◆ **DIRECTIVE**: State only the count of lines in the listing below that hold "plist".

◆ **DATA SHOWN**:
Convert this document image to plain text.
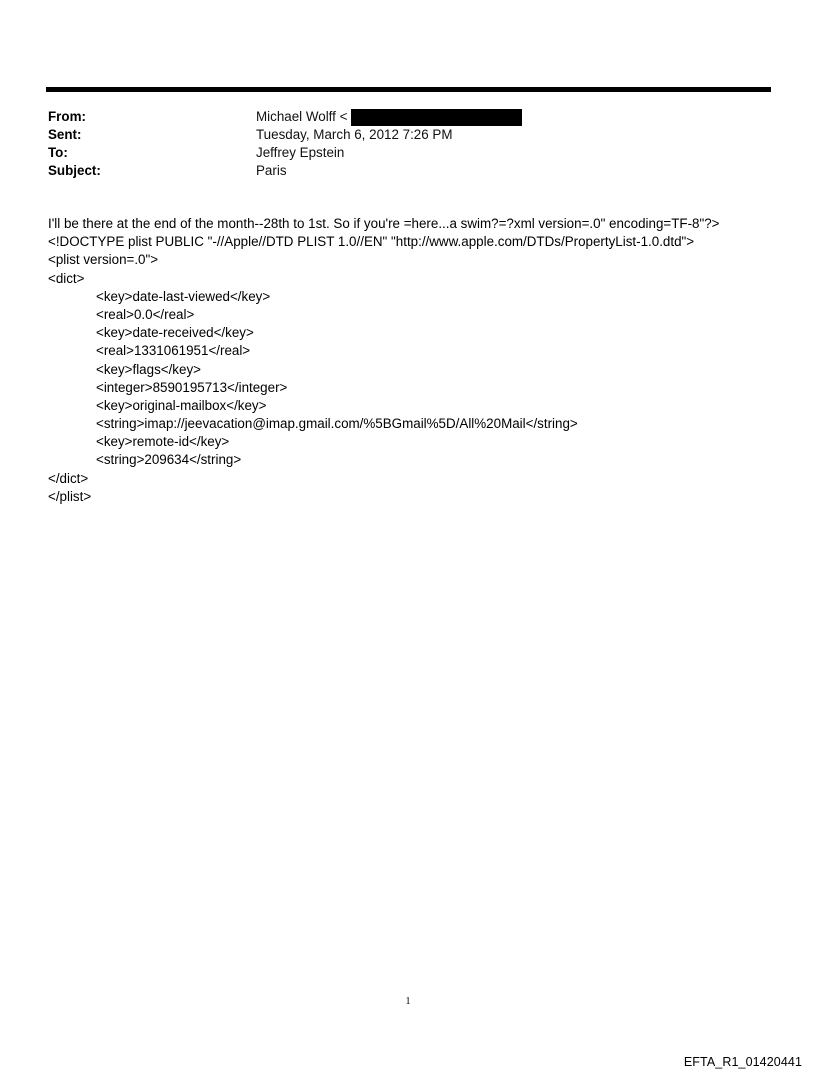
From:	Michael Wolff <
Sent:	Tuesday, March 6, 2012 7:26 PM
To:	Jeffrey Epstein
Subject:	Paris
I'll be there at the end of the month--28th to 1st. So if you're =here...a swim?=?xml version=.0" encoding=TF-8"?>
<!DOCTYPE plist PUBLIC "-//Apple//DTD PLIST 1.0//EN" "http://www.apple.com/DTDs/PropertyList-1.0.dtd">
<plist version=.0">
<dict>
<key>date-last-viewed</key>
<real>0.0</real>
<key>date-received</key>
<real>1331061951</real>
<key>flags</key>
<integer>8590195713</integer>
<key>original-mailbox</key>
<string>imap://jeevacation@imap.gmail.com/%5BGmail%5D/All%20Mail</string>
<key>remote-id</key>
<string>209634</string>
</dict>
</plist>
1
EFTA_R1_01420441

◆ **RESPONSE BELOW**: 3